Direction: Where a line of the listing below includes the word "outline", reproduce that line.

Entries shown:
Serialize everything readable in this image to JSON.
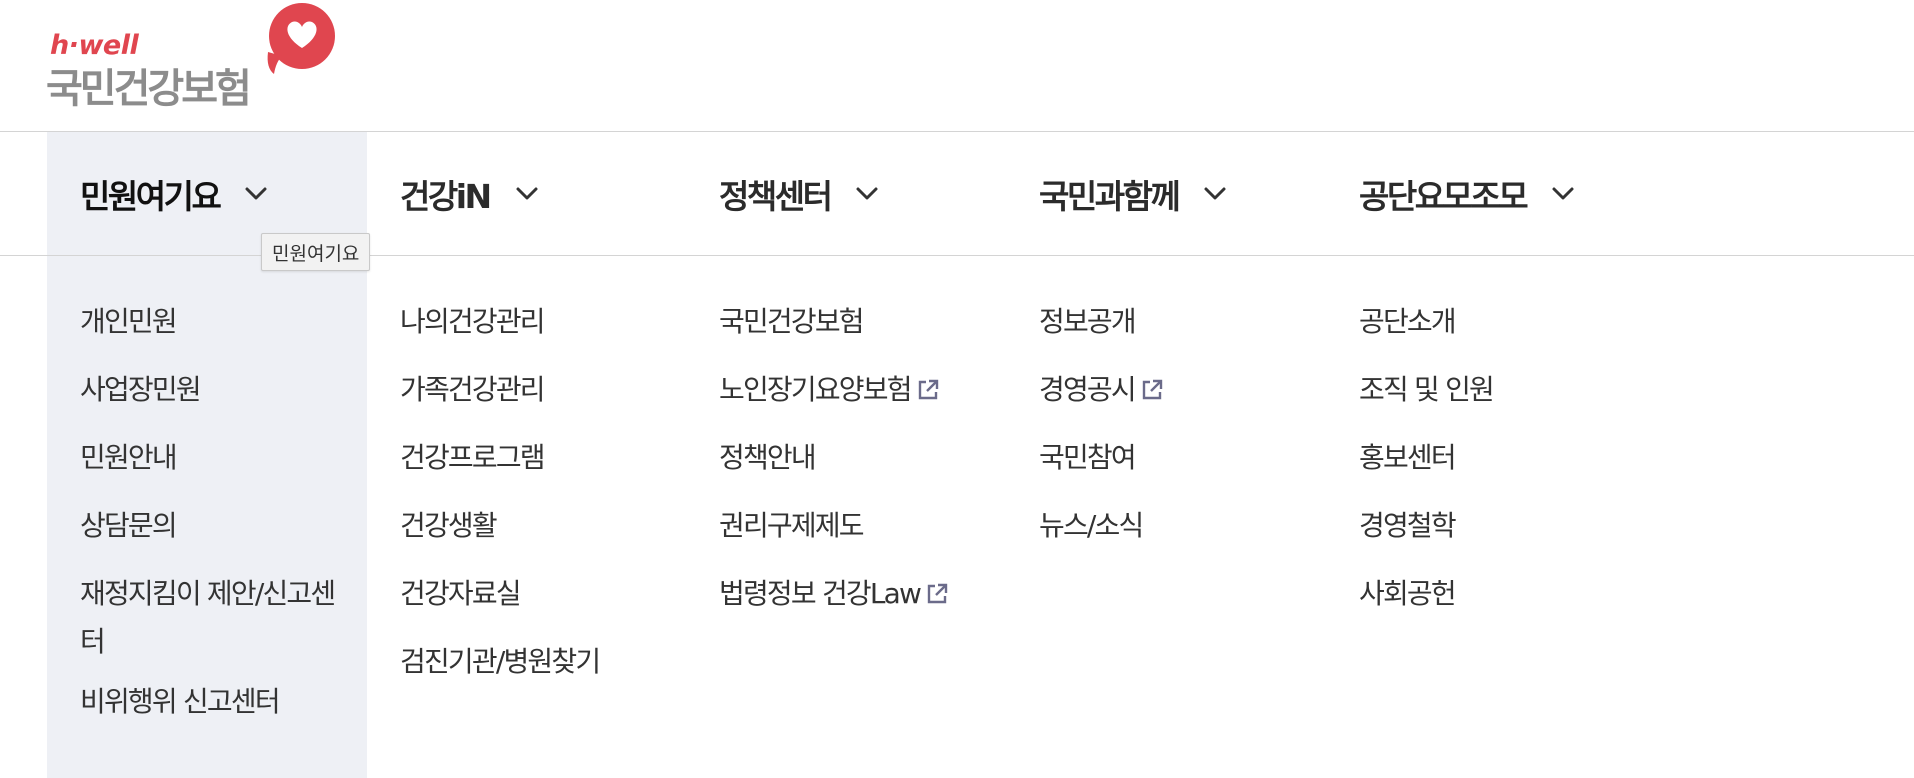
{
  "logo": {
    "tag": "h·well",
    "name": "국민건강보험",
    "brand_color": "#e0464f"
  },
  "tooltip": "민원여기요",
  "nav": {
    "active_bg": "#eef0f5",
    "items": [
      {
        "label": "민원여기요",
        "icon": "chevron-down-icon",
        "sub": [
          {
            "label": "개인민원"
          },
          {
            "label": "사업장민원"
          },
          {
            "label": "민원안내"
          },
          {
            "label": "상담문의"
          },
          {
            "label": "재정지킴이 제안/신고센터"
          },
          {
            "label": "비위행위 신고센터"
          }
        ]
      },
      {
        "label": "건강iN",
        "icon": "chevron-down-icon",
        "sub": [
          {
            "label": "나의건강관리"
          },
          {
            "label": "가족건강관리"
          },
          {
            "label": "건강프로그램"
          },
          {
            "label": "건강생활"
          },
          {
            "label": "건강자료실"
          },
          {
            "label": "검진기관/병원찾기"
          }
        ]
      },
      {
        "label": "정책센터",
        "icon": "chevron-down-icon",
        "sub": [
          {
            "label": "국민건강보험"
          },
          {
            "label": "노인장기요양보험",
            "icon": "external-link-icon"
          },
          {
            "label": "정책안내"
          },
          {
            "label": "권리구제제도"
          },
          {
            "label": "법령정보 건강Law",
            "icon": "external-link-icon"
          }
        ]
      },
      {
        "label": "국민과함께",
        "icon": "chevron-down-icon",
        "sub": [
          {
            "label": "정보공개"
          },
          {
            "label": "경영공시",
            "icon": "external-link-icon"
          },
          {
            "label": "국민참여"
          },
          {
            "label": "뉴스/소식"
          }
        ]
      },
      {
        "label": "공단요모조모",
        "icon": "chevron-down-icon",
        "sub": [
          {
            "label": "공단소개"
          },
          {
            "label": "조직 및 인원"
          },
          {
            "label": "홍보센터"
          },
          {
            "label": "경영철학"
          },
          {
            "label": "사회공헌"
          }
        ]
      }
    ]
  }
}
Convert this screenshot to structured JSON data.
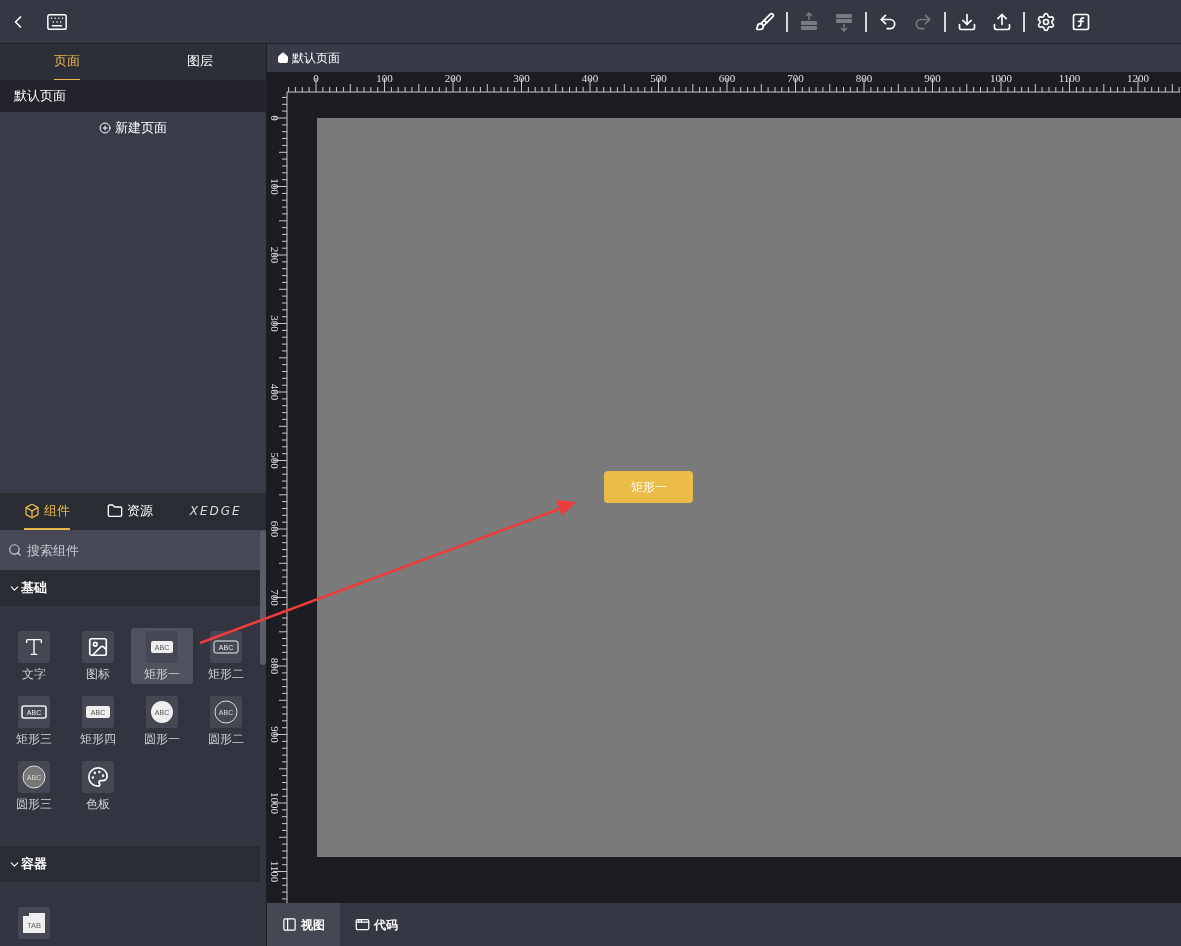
{
  "top_bar": {
    "toolbar": [
      {
        "kind": "brush",
        "disabled": false
      },
      {
        "kind": "separator"
      },
      {
        "kind": "layer-up",
        "disabled": true
      },
      {
        "kind": "layer-down",
        "disabled": true
      },
      {
        "kind": "separator"
      },
      {
        "kind": "undo",
        "disabled": false
      },
      {
        "kind": "redo",
        "disabled": true
      },
      {
        "kind": "separator"
      },
      {
        "kind": "download",
        "disabled": false
      },
      {
        "kind": "upload",
        "disabled": false
      },
      {
        "kind": "separator"
      },
      {
        "kind": "settings",
        "disabled": false
      },
      {
        "kind": "function",
        "disabled": false
      }
    ]
  },
  "left_panel": {
    "tabs": [
      {
        "label": "页面",
        "selected": true
      },
      {
        "label": "图层",
        "selected": false
      }
    ],
    "pages": [
      {
        "label": "默认页面",
        "selected": true
      }
    ],
    "new_page_button": "新建页面"
  },
  "library": {
    "tabs": [
      {
        "kind": "component",
        "label": "组件",
        "selected": true
      },
      {
        "kind": "folder",
        "label": "资源",
        "selected": false
      },
      {
        "kind": "logo",
        "label": "XEDGE",
        "selected": false
      }
    ],
    "search": {
      "placeholder": "搜索组件"
    },
    "sections": [
      {
        "title": "基础",
        "expanded": true,
        "items": [
          {
            "kind": "text",
            "label": "文字",
            "selected": false
          },
          {
            "kind": "image",
            "label": "图标",
            "selected": false
          },
          {
            "kind": "rect-filled",
            "glyph": "ABC",
            "label": "矩形一",
            "selected": true
          },
          {
            "kind": "rect-outline",
            "glyph": "ABC",
            "label": "矩形二",
            "selected": false
          },
          {
            "kind": "rect-outline-bold",
            "glyph": "ABC",
            "label": "矩形三",
            "selected": false
          },
          {
            "kind": "rect-wide",
            "glyph": "ABC",
            "label": "矩形四",
            "selected": false
          },
          {
            "kind": "circle-filled",
            "glyph": "ABC",
            "label": "圆形一",
            "selected": false
          },
          {
            "kind": "circle-outline",
            "glyph": "ABC",
            "label": "圆形二",
            "selected": false
          },
          {
            "kind": "circle-gray",
            "glyph": "ABC",
            "label": "圆形三",
            "selected": false
          },
          {
            "kind": "palette",
            "label": "色板",
            "selected": false
          }
        ]
      },
      {
        "title": "容器",
        "expanded": true,
        "items": [
          {
            "kind": "tab",
            "glyph": "TAB",
            "selected": false
          }
        ]
      }
    ]
  },
  "breadcrumb": "默认页面",
  "ruler": {
    "x_labels": [
      "0",
      "100",
      "200",
      "300",
      "400",
      "500",
      "600",
      "700",
      "800",
      "900",
      "1000",
      "1100",
      "1200"
    ],
    "y_labels": [
      "0",
      "100",
      "200",
      "300",
      "400",
      "500",
      "600",
      "700",
      "800",
      "900",
      "1000",
      "1100"
    ]
  },
  "canvas": {
    "widgets": [
      {
        "label": "矩形一"
      }
    ]
  },
  "bottom_tabs": [
    {
      "kind": "view",
      "label": "视图",
      "selected": true
    },
    {
      "kind": "code",
      "label": "代码",
      "selected": false
    }
  ]
}
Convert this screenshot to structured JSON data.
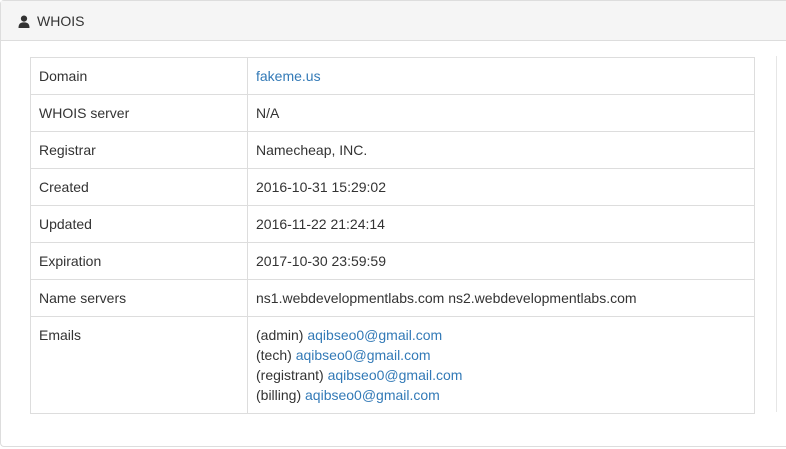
{
  "panel": {
    "title": "WHOIS",
    "icon": "user-icon"
  },
  "rows": [
    {
      "key": "Domain",
      "value": "fakeme.us",
      "link": true
    },
    {
      "key": "WHOIS server",
      "value": "N/A",
      "link": false
    },
    {
      "key": "Registrar",
      "value": "Namecheap, INC.",
      "link": false
    },
    {
      "key": "Created",
      "value": "2016-10-31 15:29:02",
      "link": false
    },
    {
      "key": "Updated",
      "value": "2016-11-22 21:24:14",
      "link": false
    },
    {
      "key": "Expiration",
      "value": "2017-10-30 23:59:59",
      "link": false
    },
    {
      "key": "Name servers",
      "value": "ns1.webdevelopmentlabs.com ns2.webdevelopmentlabs.com",
      "link": false
    }
  ],
  "emails": {
    "key": "Emails",
    "items": [
      {
        "role": "(admin)",
        "address": "aqibseo0@gmail.com"
      },
      {
        "role": "(tech)",
        "address": "aqibseo0@gmail.com"
      },
      {
        "role": "(registrant)",
        "address": "aqibseo0@gmail.com"
      },
      {
        "role": "(billing)",
        "address": "aqibseo0@gmail.com"
      }
    ]
  },
  "colors": {
    "link": "#337ab7",
    "text": "#333333",
    "border": "#dddddd",
    "heading_bg": "#f5f5f5"
  }
}
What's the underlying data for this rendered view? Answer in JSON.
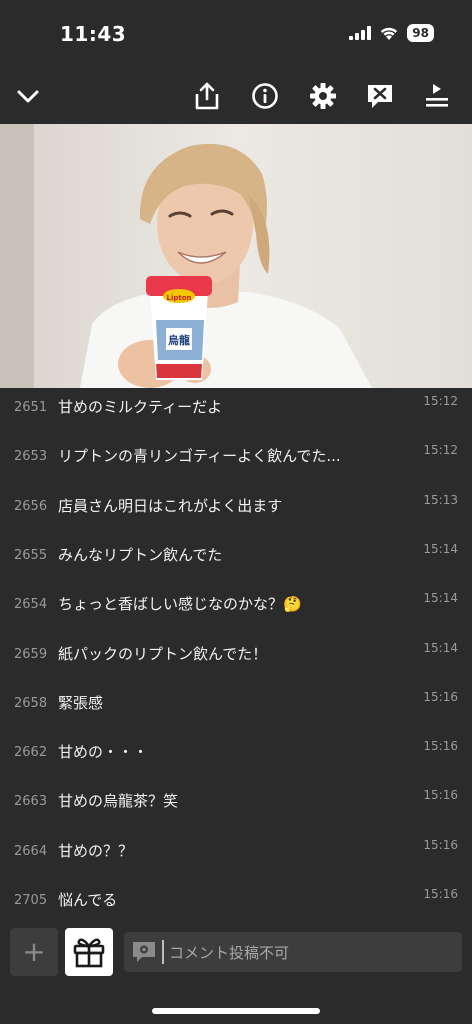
{
  "status_bar": {
    "time": "11:43",
    "battery": "98"
  },
  "toolbar": {
    "icons": [
      "chevron-down-icon",
      "share-icon",
      "info-icon",
      "gear-icon",
      "comment-off-icon",
      "playlist-icon"
    ]
  },
  "comments": [
    {
      "num": "2651",
      "text": "甘めのミルクティーだよ",
      "time": "15:12"
    },
    {
      "num": "2653",
      "text": "リプトンの青リンゴティーよく飲んでた...",
      "time": "15:12"
    },
    {
      "num": "2656",
      "text": "店員さん明日はこれがよく出ます",
      "time": "15:13"
    },
    {
      "num": "2655",
      "text": "みんなリプトン飲んでた",
      "time": "15:14"
    },
    {
      "num": "2654",
      "text": "ちょっと香ばしい感じなのかな？🤔",
      "time": "15:14"
    },
    {
      "num": "2659",
      "text": "紙パックのリプトン飲んでた！",
      "time": "15:14"
    },
    {
      "num": "2658",
      "text": "緊張感",
      "time": "15:16"
    },
    {
      "num": "2662",
      "text": "甘めの・・・",
      "time": "15:16"
    },
    {
      "num": "2663",
      "text": "甘めの烏龍茶？笑",
      "time": "15:16"
    },
    {
      "num": "2664",
      "text": "甘めの？？",
      "time": "15:16"
    },
    {
      "num": "2705",
      "text": "悩んでる",
      "time": "15:16"
    }
  ],
  "bottom": {
    "plus_label": "+",
    "input_placeholder": "コメント投稿不可"
  },
  "video_product": {
    "brand": "Lipton",
    "label": "烏龍"
  },
  "colors": {
    "background": "#2b2b2b",
    "input": "#3d3d3d",
    "muted": "#9a9a9a"
  }
}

Solution for this exercise:
            "kind": "rect-outline",
            "kind": "rect-outline-bold",
            "kind": "circle-outline",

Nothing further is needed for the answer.